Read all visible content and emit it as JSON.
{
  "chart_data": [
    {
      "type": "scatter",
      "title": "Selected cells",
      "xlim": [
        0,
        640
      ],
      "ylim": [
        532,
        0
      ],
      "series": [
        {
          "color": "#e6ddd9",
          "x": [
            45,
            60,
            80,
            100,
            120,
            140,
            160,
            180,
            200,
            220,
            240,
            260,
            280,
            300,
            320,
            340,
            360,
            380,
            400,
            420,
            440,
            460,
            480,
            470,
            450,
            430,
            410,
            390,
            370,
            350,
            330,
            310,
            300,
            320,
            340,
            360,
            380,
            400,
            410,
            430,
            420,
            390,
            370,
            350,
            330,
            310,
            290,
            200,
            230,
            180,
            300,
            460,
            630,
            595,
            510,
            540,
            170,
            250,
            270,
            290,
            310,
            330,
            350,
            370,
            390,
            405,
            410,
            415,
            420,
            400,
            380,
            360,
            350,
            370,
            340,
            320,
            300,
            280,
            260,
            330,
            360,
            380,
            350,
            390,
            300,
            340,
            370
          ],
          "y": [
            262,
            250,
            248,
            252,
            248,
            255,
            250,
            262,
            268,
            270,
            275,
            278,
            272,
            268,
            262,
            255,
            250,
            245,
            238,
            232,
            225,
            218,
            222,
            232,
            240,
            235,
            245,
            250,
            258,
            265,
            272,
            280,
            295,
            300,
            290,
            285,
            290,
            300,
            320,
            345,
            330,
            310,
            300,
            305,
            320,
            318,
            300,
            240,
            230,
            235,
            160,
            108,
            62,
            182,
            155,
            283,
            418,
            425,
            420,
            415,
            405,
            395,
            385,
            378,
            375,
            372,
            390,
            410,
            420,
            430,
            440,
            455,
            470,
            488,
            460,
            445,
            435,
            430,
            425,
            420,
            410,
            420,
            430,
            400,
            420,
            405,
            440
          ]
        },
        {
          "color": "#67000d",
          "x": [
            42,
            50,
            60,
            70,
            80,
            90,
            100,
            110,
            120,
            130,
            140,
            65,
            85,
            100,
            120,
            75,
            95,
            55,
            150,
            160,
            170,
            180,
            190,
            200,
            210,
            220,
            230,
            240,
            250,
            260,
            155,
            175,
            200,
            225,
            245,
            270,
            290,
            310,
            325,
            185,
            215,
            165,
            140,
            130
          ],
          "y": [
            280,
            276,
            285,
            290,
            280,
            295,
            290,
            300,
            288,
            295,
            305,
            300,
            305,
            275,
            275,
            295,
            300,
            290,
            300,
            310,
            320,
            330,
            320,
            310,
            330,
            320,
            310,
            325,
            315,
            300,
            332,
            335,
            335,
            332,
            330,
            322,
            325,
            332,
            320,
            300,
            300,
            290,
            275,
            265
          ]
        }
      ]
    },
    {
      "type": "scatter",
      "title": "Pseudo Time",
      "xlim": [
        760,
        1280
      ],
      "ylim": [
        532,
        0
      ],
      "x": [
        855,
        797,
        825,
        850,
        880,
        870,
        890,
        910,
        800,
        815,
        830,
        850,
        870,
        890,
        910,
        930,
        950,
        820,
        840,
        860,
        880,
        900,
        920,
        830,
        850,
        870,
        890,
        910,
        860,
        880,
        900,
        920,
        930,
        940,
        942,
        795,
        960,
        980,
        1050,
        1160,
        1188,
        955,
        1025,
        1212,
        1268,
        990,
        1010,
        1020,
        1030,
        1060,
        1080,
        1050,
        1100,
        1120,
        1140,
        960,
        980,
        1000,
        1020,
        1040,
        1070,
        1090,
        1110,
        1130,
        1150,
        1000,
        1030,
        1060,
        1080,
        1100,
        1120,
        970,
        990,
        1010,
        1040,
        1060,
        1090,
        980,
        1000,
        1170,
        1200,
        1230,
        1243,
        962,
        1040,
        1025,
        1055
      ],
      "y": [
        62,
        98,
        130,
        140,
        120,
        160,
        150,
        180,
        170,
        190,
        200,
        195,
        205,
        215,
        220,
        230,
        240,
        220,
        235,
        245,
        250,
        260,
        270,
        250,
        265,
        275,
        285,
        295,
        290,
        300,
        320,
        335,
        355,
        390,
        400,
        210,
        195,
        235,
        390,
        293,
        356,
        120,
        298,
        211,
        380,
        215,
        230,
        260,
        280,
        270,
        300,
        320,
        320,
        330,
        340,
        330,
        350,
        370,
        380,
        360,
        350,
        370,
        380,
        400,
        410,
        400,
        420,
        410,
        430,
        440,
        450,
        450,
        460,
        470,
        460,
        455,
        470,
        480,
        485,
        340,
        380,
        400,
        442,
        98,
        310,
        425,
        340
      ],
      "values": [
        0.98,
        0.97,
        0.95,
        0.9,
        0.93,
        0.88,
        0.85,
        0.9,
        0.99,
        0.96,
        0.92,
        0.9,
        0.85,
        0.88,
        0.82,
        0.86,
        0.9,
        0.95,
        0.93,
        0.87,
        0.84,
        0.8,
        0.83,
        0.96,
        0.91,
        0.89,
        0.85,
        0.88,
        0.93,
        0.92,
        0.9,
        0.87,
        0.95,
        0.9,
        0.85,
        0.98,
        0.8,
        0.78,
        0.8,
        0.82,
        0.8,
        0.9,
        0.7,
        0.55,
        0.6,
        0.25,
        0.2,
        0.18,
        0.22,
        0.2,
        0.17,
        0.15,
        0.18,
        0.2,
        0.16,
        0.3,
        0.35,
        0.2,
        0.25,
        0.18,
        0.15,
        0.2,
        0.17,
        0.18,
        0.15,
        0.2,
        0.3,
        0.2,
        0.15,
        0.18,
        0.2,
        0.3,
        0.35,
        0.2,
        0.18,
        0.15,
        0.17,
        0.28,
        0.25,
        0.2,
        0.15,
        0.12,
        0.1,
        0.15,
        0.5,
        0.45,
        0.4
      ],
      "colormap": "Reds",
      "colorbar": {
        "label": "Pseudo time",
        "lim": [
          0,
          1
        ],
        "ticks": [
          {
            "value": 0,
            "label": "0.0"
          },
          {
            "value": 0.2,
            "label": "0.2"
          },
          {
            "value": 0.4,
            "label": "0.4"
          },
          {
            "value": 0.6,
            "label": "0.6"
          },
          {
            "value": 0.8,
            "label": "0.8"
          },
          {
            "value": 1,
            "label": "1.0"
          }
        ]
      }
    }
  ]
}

= = =

Task requirements: All of the records above should be transcribed exactly.

The answer:
Read all visible content and emit it as JSON.
{
  "chart_data": [
    {
      "type": "scatter",
      "title": "Selected cells",
      "xlim": [
        0,
        640
      ],
      "ylim": [
        532,
        0
      ],
      "series": [
        {
          "color": "#e6ddd9",
          "x": [
            45,
            60,
            80,
            100,
            120,
            140,
            160,
            180,
            200,
            220,
            240,
            260,
            280,
            300,
            320,
            340,
            360,
            380,
            400,
            420,
            440,
            460,
            480,
            470,
            450,
            430,
            410,
            390,
            370,
            350,
            330,
            310,
            300,
            320,
            340,
            360,
            380,
            400,
            410,
            430,
            420,
            390,
            370,
            350,
            330,
            310,
            290,
            200,
            230,
            180,
            300,
            460,
            630,
            595,
            510,
            540,
            170,
            250,
            270,
            290,
            310,
            330,
            350,
            370,
            390,
            405,
            410,
            415,
            420,
            400,
            380,
            360,
            350,
            370,
            340,
            320,
            300,
            280,
            260,
            330,
            360,
            380,
            350,
            390,
            300,
            340,
            370
          ],
          "y": [
            262,
            250,
            248,
            252,
            248,
            255,
            250,
            262,
            268,
            270,
            275,
            278,
            272,
            268,
            262,
            255,
            250,
            245,
            238,
            232,
            225,
            218,
            222,
            232,
            240,
            235,
            245,
            250,
            258,
            265,
            272,
            280,
            295,
            300,
            290,
            285,
            290,
            300,
            320,
            345,
            330,
            310,
            300,
            305,
            320,
            318,
            300,
            240,
            230,
            235,
            160,
            108,
            62,
            182,
            155,
            283,
            418,
            425,
            420,
            415,
            405,
            395,
            385,
            378,
            375,
            372,
            390,
            410,
            420,
            430,
            440,
            455,
            470,
            488,
            460,
            445,
            435,
            430,
            425,
            420,
            410,
            420,
            430,
            400,
            420,
            405,
            440
          ]
        },
        {
          "color": "#67000d",
          "x": [
            42,
            50,
            60,
            70,
            80,
            90,
            100,
            110,
            120,
            130,
            140,
            65,
            85,
            100,
            120,
            75,
            95,
            55,
            150,
            160,
            170,
            180,
            190,
            200,
            210,
            220,
            230,
            240,
            250,
            260,
            155,
            175,
            200,
            225,
            245,
            270,
            290,
            310,
            325,
            185,
            215,
            165,
            140,
            130
          ],
          "y": [
            280,
            276,
            285,
            290,
            280,
            295,
            290,
            300,
            288,
            295,
            305,
            300,
            305,
            275,
            275,
            295,
            300,
            290,
            300,
            310,
            320,
            330,
            320,
            310,
            330,
            320,
            310,
            325,
            315,
            300,
            332,
            335,
            335,
            332,
            330,
            322,
            325,
            332,
            320,
            300,
            300,
            290,
            275,
            265
          ]
        }
      ]
    },
    {
      "type": "scatter",
      "title": "Pseudo Time",
      "xlim": [
        760,
        1280
      ],
      "ylim": [
        532,
        0
      ],
      "x": [
        855,
        797,
        825,
        850,
        880,
        870,
        890,
        910,
        800,
        815,
        830,
        850,
        870,
        890,
        910,
        930,
        950,
        820,
        840,
        860,
        880,
        900,
        920,
        830,
        850,
        870,
        890,
        910,
        860,
        880,
        900,
        920,
        930,
        940,
        942,
        795,
        960,
        980,
        1050,
        1160,
        1188,
        955,
        1025,
        1212,
        1268,
        990,
        1010,
        1020,
        1030,
        1060,
        1080,
        1050,
        1100,
        1120,
        1140,
        960,
        980,
        1000,
        1020,
        1040,
        1070,
        1090,
        1110,
        1130,
        1150,
        1000,
        1030,
        1060,
        1080,
        1100,
        1120,
        970,
        990,
        1010,
        1040,
        1060,
        1090,
        980,
        1000,
        1170,
        1200,
        1230,
        1243,
        962,
        1040,
        1025,
        1055
      ],
      "y": [
        62,
        98,
        130,
        140,
        120,
        160,
        150,
        180,
        170,
        190,
        200,
        195,
        205,
        215,
        220,
        230,
        240,
        220,
        235,
        245,
        250,
        260,
        270,
        250,
        265,
        275,
        285,
        295,
        290,
        300,
        320,
        335,
        355,
        390,
        400,
        210,
        195,
        235,
        390,
        293,
        356,
        120,
        298,
        211,
        380,
        215,
        230,
        260,
        280,
        270,
        300,
        320,
        320,
        330,
        340,
        330,
        350,
        370,
        380,
        360,
        350,
        370,
        380,
        400,
        410,
        400,
        420,
        410,
        430,
        440,
        450,
        450,
        460,
        470,
        460,
        455,
        470,
        480,
        485,
        340,
        380,
        400,
        442,
        98,
        310,
        425,
        340
      ],
      "values": [
        0.98,
        0.97,
        0.95,
        0.9,
        0.93,
        0.88,
        0.85,
        0.9,
        0.99,
        0.96,
        0.92,
        0.9,
        0.85,
        0.88,
        0.82,
        0.86,
        0.9,
        0.95,
        0.93,
        0.87,
        0.84,
        0.8,
        0.83,
        0.96,
        0.91,
        0.89,
        0.85,
        0.88,
        0.93,
        0.92,
        0.9,
        0.87,
        0.95,
        0.9,
        0.85,
        0.98,
        0.8,
        0.78,
        0.8,
        0.82,
        0.8,
        0.9,
        0.7,
        0.55,
        0.6,
        0.25,
        0.2,
        0.18,
        0.22,
        0.2,
        0.17,
        0.15,
        0.18,
        0.2,
        0.16,
        0.3,
        0.35,
        0.2,
        0.25,
        0.18,
        0.15,
        0.2,
        0.17,
        0.18,
        0.15,
        0.2,
        0.3,
        0.2,
        0.15,
        0.18,
        0.2,
        0.3,
        0.35,
        0.2,
        0.18,
        0.15,
        0.17,
        0.28,
        0.25,
        0.2,
        0.15,
        0.12,
        0.1,
        0.15,
        0.5,
        0.45,
        0.4
      ],
      "colormap": "Reds",
      "colorbar": {
        "label": "Pseudo time",
        "lim": [
          0,
          1
        ],
        "ticks": [
          {
            "value": 0,
            "label": "0.0"
          },
          {
            "value": 0.2,
            "label": "0.2"
          },
          {
            "value": 0.4,
            "label": "0.4"
          },
          {
            "value": 0.6,
            "label": "0.6"
          },
          {
            "value": 0.8,
            "label": "0.8"
          },
          {
            "value": 1,
            "label": "1.0"
          }
        ]
      }
    }
  ]
}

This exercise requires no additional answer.